STATED PROBLEM: Extract each line bearing the word "name".

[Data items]
══════════════════════════════
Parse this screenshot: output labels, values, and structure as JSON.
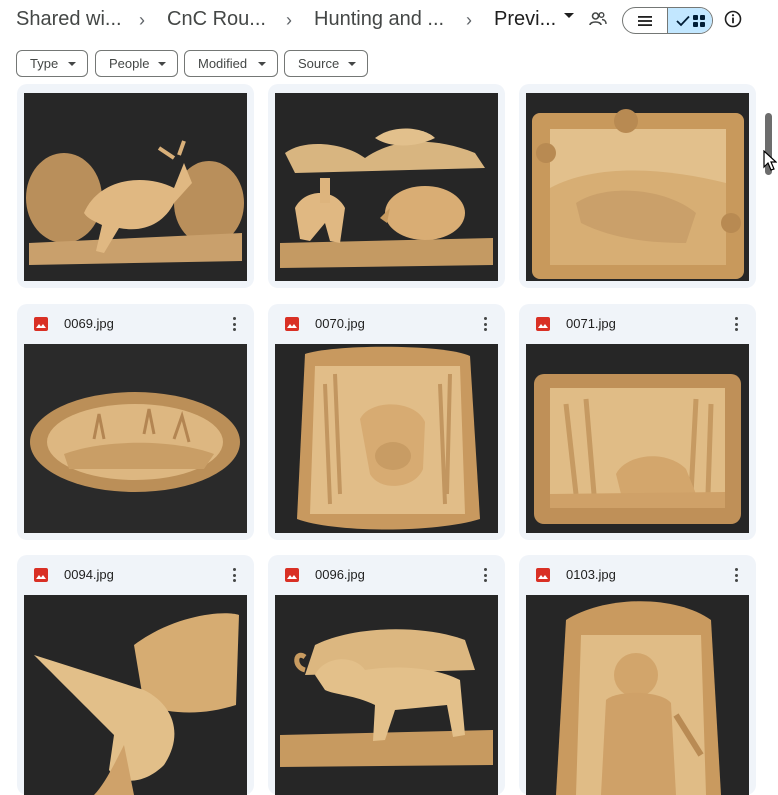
{
  "breadcrumb": {
    "items": [
      "Shared wi...",
      "CnC Rou...",
      "Hunting and ...",
      "Previ..."
    ],
    "separator": "›"
  },
  "toolbar": {
    "list_view_icon": "list-icon",
    "grid_view_icon": "grid-icon",
    "check_icon": "check-icon",
    "people_icon": "people-icon",
    "info_icon": "info-icon"
  },
  "filters": [
    "Type",
    "People",
    "Modified",
    "Source"
  ],
  "files": [
    {
      "name": "",
      "subject": "deer leaping in forest"
    },
    {
      "name": "",
      "subject": "rider hunting bison"
    },
    {
      "name": "",
      "subject": "fish in ornate frame"
    },
    {
      "name": "0069.jpg",
      "subject": "oval lake scene"
    },
    {
      "name": "0070.jpg",
      "subject": "dog in reeds"
    },
    {
      "name": "0071.jpg",
      "subject": "fox in pine forest"
    },
    {
      "name": "0094.jpg",
      "subject": "sailfish"
    },
    {
      "name": "0096.jpg",
      "subject": "ram in meadow"
    },
    {
      "name": "0103.jpg",
      "subject": "hunter with ducks"
    }
  ],
  "colors": {
    "accent_toggle": "#c2e7ff",
    "card_bg": "#f0f4f9",
    "image_icon": "#d93025",
    "wood": "#d9b07a",
    "wood_dark": "#a8804e",
    "thumb_bg": "#262626"
  }
}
══════════════════════════════
COMPLETE ANSWER:
      "name": "",
      "name": "",
      "name": "",
      "name": "0069.jpg",
      "name": "0070.jpg",
      "name": "0071.jpg",
      "name": "0094.jpg",
      "name": "0096.jpg",
      "name": "0103.jpg",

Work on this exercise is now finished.